* START THE DATA *
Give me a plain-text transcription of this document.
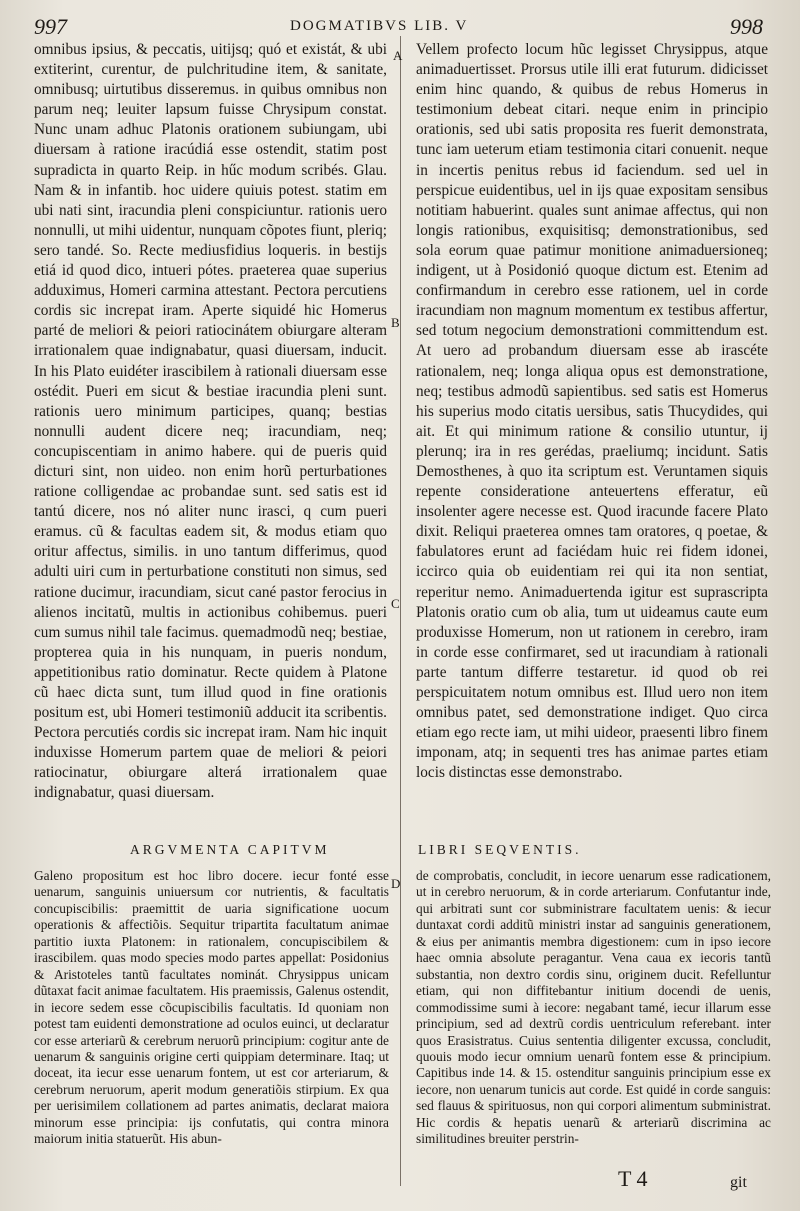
997	DOGMATIBVS LIB. V	998
A
B
C
D

omnibus ipsius, & peccatis, uitijsq; quó et existát, & ubi extiterint, curentur, de pulchritudine item, & sanitate, omnibusq; uirtutibus disseremus. in quibus omnibus non parum neq; leuiter lapsum fuisse Chrysipum constat. Nunc unam adhuc Platonis orationem subiungam, ubi diuersam à ratione iracúdiá esse ostendit, statim post supradicta in quarto Reip. in hűc modum scribés. Glau. Nam & in infantib. hoc uidere quiuis potest. statim em ubi nati sint, iracundia pleni conspiciuntur. rationis uero nonnulli, ut mihi uidentur, nunquam cõpotes fiunt, pleriq; sero tandé. So. Recte mediusfidius loqueris. in bestijs etiá id quod dico, intueri pótes. praeterea quae superius adduximus, Homeri carmina attestant. Pectora percutiens cordis sic increpat iram. Aperte siquidé hic Homerus parté de meliori & peiori ratiocinátem obiurgare alteram irrationalem quae indignabatur, quasi diuersam, inducit. In his Plato euidéter irascibilem à rationali diuersam esse ostédit. Pueri em sicut & bestiae iracundia pleni sunt. rationis uero minimum participes, quanq; bestias nonnulli audent dicere neq; iracundiam, neq; concupiscentiam in animo habere. qui de pueris quid dicturi sint, non uideo. non enim horũ perturbationes ratione colligendae ac probandae sunt. sed satis est id tantú dicere, nos nó aliter nunc irasci, q cum pueri eramus. cũ & facultas eadem sit, & modus etiam quo oritur affectus, similis. in uno tantum differimus, quod adulti uiri cum in perturbatione constituti non simus, sed ratione ducimur, iracundiam, sicut cané pastor ferocius in alienos incitatũ, multis in actionibus cohibemus. pueri cum sumus nihil tale facimus. quemadmodũ neq; bestiae, propterea quia in his nunquam, in pueris nondum, appetitionibus ratio dominatur. Recte quidem à Platone cũ haec dicta sunt, tum illud quod in fine orationis positum est, ubi Homeri testimoniũ adducit ita scribentis. Pectora percutiés cordis sic increpat iram. Nam hic inquit induxisse Homerum partem quae de meliori & peiori ratiocinatur, obiurgare alterá irrationalem quae indignabatur, quasi diuersam.

Vellem profecto locum hũc legisset Chrysippus, atque animaduertisset. Prorsus utile illi erat futurum. didicisset enim hinc quando, & quibus de rebus Homerus in testimonium debeat citari. neque enim in principio orationis, sed ubi satis proposita res fuerit demonstrata, tunc iam ueterum etiam testimonia citari conuenit. neque in incertis penitus rebus id faciendum. sed uel in perspicue euidentibus, uel in ijs quae expositam sensibus notitiam habuerint. quales sunt animae affectus, qui non longis rationibus, exquisitisq; demonstrationibus, sed sola eorum quae patimur monitione animaduersioneq; indigent, ut à Posidonió quoque dictum est. Etenim ad confirmandum in cerebro esse rationem, uel in corde iracundiam non magnum momentum ex testibus affertur, sed totum negocium demonstrationi committendum est. At uero ad probandum diuersam esse ab irascéte rationalem, neq; longa aliqua opus est demonstratione, neq; testibus admodũ sapientibus. sed satis est Homerus his superius modo citatis uersibus, satis Thucydides, qui ait. Et qui minimum ratione & consilio utuntur, ij plerunq; ira in res gerédas, praeliumq; incidunt. Satis Demosthenes, à quo ita scriptum est. Veruntamen siquis repente consideratione anteuertens efferatur, eũ insolenter agere necesse est. Quod iracunde facere Plato dixit. Reliqui praeterea omnes tam oratores, q poetae, & fabulatores erunt ad faciédam huic rei fidem idonei, iccirco quia ob euidentiam rei qui ita non sentiat, reperitur nemo. Animaduertenda igitur est suprascripta Platonis oratio cum ob alia, tum ut uideamus caute eum produxisse Homerum, non ut rationem in cerebro, iram in corde esse confirmaret, sed ut iracundiam à rationali parte tantum differre testaretur. id quod ob rei perspicuitatem notum omnibus est. Illud uero non item omnibus patet, sed demonstratione indiget. Quo circa etiam ego recte iam, ut mihi uideor, praesenti libro finem imponam, atq; in sequenti tres has animae partes etiam locis distinctas esse demonstrabo.

ARGVMENTA CAPITVM	LIBRI SEQVENTIS.

Galeno propositum est hoc libro docere. iecur fonté esse uenarum, sanguinis uniuersum cor nutrientis, & facultatis concupiscibilis: praemittit de uaria significatione uocum operationis & affectiõis. Sequitur tripartita facultatum animae partitio iuxta Platonem: in rationalem, concupiscibilem & irascibilem. quas modo species modo partes appellat: Posidonius & Aristoteles tantũ facultates nominát. Chrysippus unicam dũtaxat facit animae facultatem. His praemissis, Galenus ostendit, in iecore sedem esse cõcupiscibilis facultatis. Id quoniam non potest tam euidenti demonstratione ad oculos euinci, ut declaratur cor esse arteriarũ & cerebrum neruorũ principium: cogitur ante de uenarum & sanguinis origine certi quippiam determinare. Itaq; ut doceat, ita iecur esse uenarum fontem, ut est cor arteriarum, & cerebrum neruorum, aperit modum generatiõis stirpium. Ex qua per uerisimilem collationem ad partes animatis, declarat maiora minorum esse principia: ijs confutatis, qui contra minora maiorum initia statuerũt. His abun-

de comprobatis, concludit, in iecore uenarum esse radicationem, ut in cerebro neruorum, & in corde arteriarum. Confutantur inde, qui arbitrati sunt cor subministrare facultatem uenis: & iecur duntaxat cordi additũ ministri instar ad sanguinis generationem, & eius per animantis membra digestionem: cum in ipso iecore haec omnia absolute peragantur. Vena caua ex iecoris tantũ substantia, non dextro cordis sinu, originem ducit. Refelluntur etiam, qui non diffitebantur initium docendi de uenis, commodissime sumi à iecore: negabant tamé, iecur illarum esse principium, sed ad dextrũ cordis uentriculum referebant. inter quos Erasistratus. Cuius sententia diligenter excussa, concludit, quouis modo iecur omnium uenarũ fontem esse & principium. Capitibus inde 14. & 15. ostenditur sanguinis principium esse ex iecore, non uenarum tunicis aut corde. Est quidé in corde sanguis: sed flauus & spirituosus, non qui corpori alimentum subministrat. Hic cordis & hepatis uenarũ & arteriarũ discrimina ac similitudines breuiter perstrin-

T 4	git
* END THE DATA *
__WHAT THE TASK ASKS__: Retype the data above exactly; pictures are not part of the copy.

__PROBLEM SOLUTION__:
Give me a plain-text transcription of this document.
997	DOGMATIBVS LIB. V	998
A
B
C
D

omnibus ipsius, & peccatis, uitijsq; quó et existát, & ubi extiterint, curentur, de pulchritudine item, & sanitate, omnibusq; uirtutibus disseremus. in quibus omnibus non parum neq; leuiter lapsum fuisse Chrysipum constat. Nunc unam adhuc Platonis orationem subiungam, ubi diuersam à ratione iracúdiá esse ostendit, statim post supradicta in quarto Reip. in hűc modum scribés. Glau. Nam & in infantib. hoc uidere quiuis potest. statim em ubi nati sint, iracundia pleni conspiciuntur. rationis uero nonnulli, ut mihi uidentur, nunquam cõpotes fiunt, pleriq; sero tandé. So. Recte mediusfidius loqueris. in bestijs etiá id quod dico, intueri pótes. praeterea quae superius adduximus, Homeri carmina attestant. Pectora percutiens cordis sic increpat iram. Aperte siquidé hic Homerus parté de meliori & peiori ratiocinátem obiurgare alteram irrationalem quae indignabatur, quasi diuersam, inducit. In his Plato euidéter irascibilem à rationali diuersam esse ostédit. Pueri em sicut & bestiae iracundia pleni sunt. rationis uero minimum participes, quanq; bestias nonnulli audent dicere neq; iracundiam, neq; concupiscentiam in animo habere. qui de pueris quid dicturi sint, non uideo. non enim horũ perturbationes ratione colligendae ac probandae sunt. sed satis est id tantú dicere, nos nó aliter nunc irasci, q cum pueri eramus. cũ & facultas eadem sit, & modus etiam quo oritur affectus, similis. in uno tantum differimus, quod adulti uiri cum in perturbatione constituti non simus, sed ratione ducimur, iracundiam, sicut cané pastor ferocius in alienos incitatũ, multis in actionibus cohibemus. pueri cum sumus nihil tale facimus. quemadmodũ neq; bestiae, propterea quia in his nunquam, in pueris nondum, appetitionibus ratio dominatur. Recte quidem à Platone cũ haec dicta sunt, tum illud quod in fine orationis positum est, ubi Homeri testimoniũ adducit ita scribentis. Pectora percutiés cordis sic increpat iram. Nam hic inquit induxisse Homerum partem quae de meliori & peiori ratiocinatur, obiurgare alterá irrationalem quae indignabatur, quasi diuersam.

Vellem profecto locum hũc legisset Chrysippus, atque animaduertisset. Prorsus utile illi erat futurum. didicisset enim hinc quando, & quibus de rebus Homerus in testimonium debeat citari. neque enim in principio orationis, sed ubi satis proposita res fuerit demonstrata, tunc iam ueterum etiam testimonia citari conuenit. neque in incertis penitus rebus id faciendum. sed uel in perspicue euidentibus, uel in ijs quae expositam sensibus notitiam habuerint. quales sunt animae affectus, qui non longis rationibus, exquisitisq; demonstrationibus, sed sola eorum quae patimur monitione animaduersioneq; indigent, ut à Posidonió quoque dictum est. Etenim ad confirmandum in cerebro esse rationem, uel in corde iracundiam non magnum momentum ex testibus affertur, sed totum negocium demonstrationi committendum est. At uero ad probandum diuersam esse ab irascéte rationalem, neq; longa aliqua opus est demonstratione, neq; testibus admodũ sapientibus. sed satis est Homerus his superius modo citatis uersibus, satis Thucydides, qui ait. Et qui minimum ratione & consilio utuntur, ij plerunq; ira in res gerédas, praeliumq; incidunt. Satis Demosthenes, à quo ita scriptum est. Veruntamen siquis repente consideratione anteuertens efferatur, eũ insolenter agere necesse est. Quod iracunde facere Plato dixit. Reliqui praeterea omnes tam oratores, q poetae, & fabulatores erunt ad faciédam huic rei fidem idonei, iccirco quia ob euidentiam rei qui ita non sentiat, reperitur nemo. Animaduertenda igitur est suprascripta Platonis oratio cum ob alia, tum ut uideamus caute eum produxisse Homerum, non ut rationem in cerebro, iram in corde esse confirmaret, sed ut iracundiam à rationali parte tantum differre testaretur. id quod ob rei perspicuitatem notum omnibus est. Illud uero non item omnibus patet, sed demonstratione indiget. Quo circa etiam ego recte iam, ut mihi uideor, praesenti libro finem imponam, atq; in sequenti tres has animae partes etiam locis distinctas esse demonstrabo.

ARGVMENTA CAPITVM	LIBRI SEQVENTIS.

Galeno propositum est hoc libro docere. iecur fonté esse uenarum, sanguinis uniuersum cor nutrientis, & facultatis concupiscibilis: praemittit de uaria significatione uocum operationis & affectiõis. Sequitur tripartita facultatum animae partitio iuxta Platonem: in rationalem, concupiscibilem & irascibilem. quas modo species modo partes appellat: Posidonius & Aristoteles tantũ facultates nominát. Chrysippus unicam dũtaxat facit animae facultatem. His praemissis, Galenus ostendit, in iecore sedem esse cõcupiscibilis facultatis. Id quoniam non potest tam euidenti demonstratione ad oculos euinci, ut declaratur cor esse arteriarũ & cerebrum neruorũ principium: cogitur ante de uenarum & sanguinis origine certi quippiam determinare. Itaq; ut doceat, ita iecur esse uenarum fontem, ut est cor arteriarum, & cerebrum neruorum, aperit modum generatiõis stirpium. Ex qua per uerisimilem collationem ad partes animatis, declarat maiora minorum esse principia: ijs confutatis, qui contra minora maiorum initia statuerũt. His abun-

de comprobatis, concludit, in iecore uenarum esse radicationem, ut in cerebro neruorum, & in corde arteriarum. Confutantur inde, qui arbitrati sunt cor subministrare facultatem uenis: & iecur duntaxat cordi additũ ministri instar ad sanguinis generationem, & eius per animantis membra digestionem: cum in ipso iecore haec omnia absolute peragantur. Vena caua ex iecoris tantũ substantia, non dextro cordis sinu, originem ducit. Refelluntur etiam, qui non diffitebantur initium docendi de uenis, commodissime sumi à iecore: negabant tamé, iecur illarum esse principium, sed ad dextrũ cordis uentriculum referebant. inter quos Erasistratus. Cuius sententia diligenter excussa, concludit, quouis modo iecur omnium uenarũ fontem esse & principium. Capitibus inde 14. & 15. ostenditur sanguinis principium esse ex iecore, non uenarum tunicis aut corde. Est quidé in corde sanguis: sed flauus & spirituosus, non qui corpori alimentum subministrat. Hic cordis & hepatis uenarũ & arteriarũ discrimina ac similitudines breuiter perstrin-

T 4	git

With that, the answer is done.